• **DOCUMENT TEXT**:
•••
In C.E. Pontz Sons, Inc. v. Purcell Constr. Co., 2015 Pa. Super. Unpub. LEXIS 3192 (Pa. Super 2015), the Pennsylvania Superior Court addressed the often disputed question regarding whether oral modifications to construction contracts have effect despite a contractual provision requiring written amendments to the contract. Holding with the prevailing case law, the Court found that oral modifications are enforceable for contracts that are not for the sale of goods.

C.E. Pontz subcontracted with Purcell, which was performing work on a municipal project. C.E. Pontz was to perform landscaping work for a total contract price of $3,500. Id. at 1. The subcontract clearly stated that “all change orders must be in writing, approved by [Purcell], and, in addition, approval for payment must be given by” the school district. Id. at 2. Not long after C.E. Pontz began performing the work contemplated by the subcontract, representatives from C.E. Pontz and Purcell had extensive discussions regarding work to be performed “in addition to the work included in the $3,500 contract price.” Id. Although C.E. Pontz agreed to perform this additional work – and did, in fact, perform the work – it failed to submit any change orders until after the work was completed. Id.
•••
• **MATERIAL SHOWN**:
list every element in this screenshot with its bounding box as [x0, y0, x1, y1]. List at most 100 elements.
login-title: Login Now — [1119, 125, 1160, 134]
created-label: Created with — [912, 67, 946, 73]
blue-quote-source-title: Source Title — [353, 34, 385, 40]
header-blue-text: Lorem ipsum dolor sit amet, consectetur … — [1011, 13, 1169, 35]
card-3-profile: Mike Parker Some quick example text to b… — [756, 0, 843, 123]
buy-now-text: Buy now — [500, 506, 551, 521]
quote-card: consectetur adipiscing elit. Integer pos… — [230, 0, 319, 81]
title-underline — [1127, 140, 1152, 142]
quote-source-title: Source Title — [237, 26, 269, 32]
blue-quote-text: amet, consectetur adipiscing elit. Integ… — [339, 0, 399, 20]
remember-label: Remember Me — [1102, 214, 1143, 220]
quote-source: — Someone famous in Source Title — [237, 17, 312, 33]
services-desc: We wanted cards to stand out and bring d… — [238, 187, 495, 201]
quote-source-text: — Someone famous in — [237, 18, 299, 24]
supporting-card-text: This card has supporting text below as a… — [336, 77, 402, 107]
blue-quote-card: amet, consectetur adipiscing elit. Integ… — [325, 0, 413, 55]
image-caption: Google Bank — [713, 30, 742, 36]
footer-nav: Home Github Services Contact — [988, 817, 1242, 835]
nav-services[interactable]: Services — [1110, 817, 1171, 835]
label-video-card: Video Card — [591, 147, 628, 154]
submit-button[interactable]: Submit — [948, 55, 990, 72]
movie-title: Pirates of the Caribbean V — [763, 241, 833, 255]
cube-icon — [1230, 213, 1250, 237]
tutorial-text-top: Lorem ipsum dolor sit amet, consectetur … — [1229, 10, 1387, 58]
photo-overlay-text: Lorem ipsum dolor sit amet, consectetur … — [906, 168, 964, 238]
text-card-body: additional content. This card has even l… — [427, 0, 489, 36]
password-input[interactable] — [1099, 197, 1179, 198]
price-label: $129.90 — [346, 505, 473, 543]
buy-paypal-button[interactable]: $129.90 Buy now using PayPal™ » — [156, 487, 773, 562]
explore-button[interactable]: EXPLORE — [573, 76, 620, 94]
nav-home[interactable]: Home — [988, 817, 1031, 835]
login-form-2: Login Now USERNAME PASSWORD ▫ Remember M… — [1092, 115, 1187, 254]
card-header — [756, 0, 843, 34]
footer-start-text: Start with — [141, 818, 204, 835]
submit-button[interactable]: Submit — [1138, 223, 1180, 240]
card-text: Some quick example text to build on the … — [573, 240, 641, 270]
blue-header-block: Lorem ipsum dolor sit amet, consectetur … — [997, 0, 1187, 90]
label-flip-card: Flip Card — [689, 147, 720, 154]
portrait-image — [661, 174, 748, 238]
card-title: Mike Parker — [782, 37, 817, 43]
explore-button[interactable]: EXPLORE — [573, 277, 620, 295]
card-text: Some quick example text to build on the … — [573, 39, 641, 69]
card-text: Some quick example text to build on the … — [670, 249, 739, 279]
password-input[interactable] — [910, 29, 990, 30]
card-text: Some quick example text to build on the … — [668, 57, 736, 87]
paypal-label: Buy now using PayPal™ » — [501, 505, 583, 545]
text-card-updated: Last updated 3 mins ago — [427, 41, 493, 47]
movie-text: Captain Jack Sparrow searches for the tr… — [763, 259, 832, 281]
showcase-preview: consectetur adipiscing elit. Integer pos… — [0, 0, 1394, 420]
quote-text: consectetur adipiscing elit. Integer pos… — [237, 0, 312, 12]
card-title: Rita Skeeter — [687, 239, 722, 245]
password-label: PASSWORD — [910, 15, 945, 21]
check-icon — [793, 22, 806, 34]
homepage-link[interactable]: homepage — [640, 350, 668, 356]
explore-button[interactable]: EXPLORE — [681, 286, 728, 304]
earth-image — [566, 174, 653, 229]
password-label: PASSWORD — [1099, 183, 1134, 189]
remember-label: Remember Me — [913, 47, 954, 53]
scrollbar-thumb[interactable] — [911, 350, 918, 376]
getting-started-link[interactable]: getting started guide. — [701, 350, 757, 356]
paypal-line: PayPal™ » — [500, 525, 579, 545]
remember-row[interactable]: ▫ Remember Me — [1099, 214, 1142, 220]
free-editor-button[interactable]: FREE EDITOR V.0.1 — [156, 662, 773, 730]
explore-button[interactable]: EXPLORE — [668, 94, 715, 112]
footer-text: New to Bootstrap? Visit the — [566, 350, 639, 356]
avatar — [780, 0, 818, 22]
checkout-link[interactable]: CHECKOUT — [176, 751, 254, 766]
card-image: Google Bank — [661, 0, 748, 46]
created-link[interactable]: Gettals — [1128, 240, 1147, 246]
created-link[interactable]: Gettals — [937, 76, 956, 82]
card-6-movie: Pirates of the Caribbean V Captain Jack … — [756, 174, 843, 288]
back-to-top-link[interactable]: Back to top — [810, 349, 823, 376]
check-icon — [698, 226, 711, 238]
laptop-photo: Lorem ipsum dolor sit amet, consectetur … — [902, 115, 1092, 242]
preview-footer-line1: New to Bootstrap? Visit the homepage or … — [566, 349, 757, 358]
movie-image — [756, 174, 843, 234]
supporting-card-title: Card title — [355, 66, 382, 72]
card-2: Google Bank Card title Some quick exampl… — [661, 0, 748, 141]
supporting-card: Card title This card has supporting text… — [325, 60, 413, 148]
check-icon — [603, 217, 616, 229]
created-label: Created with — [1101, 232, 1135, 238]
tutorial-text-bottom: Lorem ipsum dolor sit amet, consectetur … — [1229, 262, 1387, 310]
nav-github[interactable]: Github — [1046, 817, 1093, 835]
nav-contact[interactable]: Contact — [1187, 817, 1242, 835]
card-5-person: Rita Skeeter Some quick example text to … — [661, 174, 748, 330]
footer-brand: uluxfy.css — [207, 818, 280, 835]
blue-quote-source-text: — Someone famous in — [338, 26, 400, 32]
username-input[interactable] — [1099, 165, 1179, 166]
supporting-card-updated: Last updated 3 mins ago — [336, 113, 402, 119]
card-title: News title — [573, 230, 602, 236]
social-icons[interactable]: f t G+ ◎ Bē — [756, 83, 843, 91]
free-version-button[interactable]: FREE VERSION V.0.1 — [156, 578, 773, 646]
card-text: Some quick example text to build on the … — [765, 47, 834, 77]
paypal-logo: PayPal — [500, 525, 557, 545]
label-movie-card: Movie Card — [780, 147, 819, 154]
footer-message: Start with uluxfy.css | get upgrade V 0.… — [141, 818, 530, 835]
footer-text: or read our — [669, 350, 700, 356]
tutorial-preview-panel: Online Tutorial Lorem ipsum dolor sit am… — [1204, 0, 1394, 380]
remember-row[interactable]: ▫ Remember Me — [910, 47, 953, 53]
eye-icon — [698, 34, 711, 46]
•••
• **AIM**:
Please write out the case summary on oral contract modifications again, starting with "In C.E. Pontz" and going on through "sale of goods.", putting "Superior Court of Pennsylvania" in place of "Pennsylvania Superior Court".

• **OUTPUT**:
In C.E. Pontz Sons, Inc. v. Purcell Constr. Co., 2015 Pa. Super. Unpub. LEXIS 3192 (Pa. Super 2015), the Superior Court of Pennsylvania addressed the often disputed question regarding whether oral modifications to construction contracts have effect despite a contractual provision requiring written amendments to the contract. Holding with the prevailing case law, the Court found that oral modifications are enforceable for contracts that are not for the sale of goods.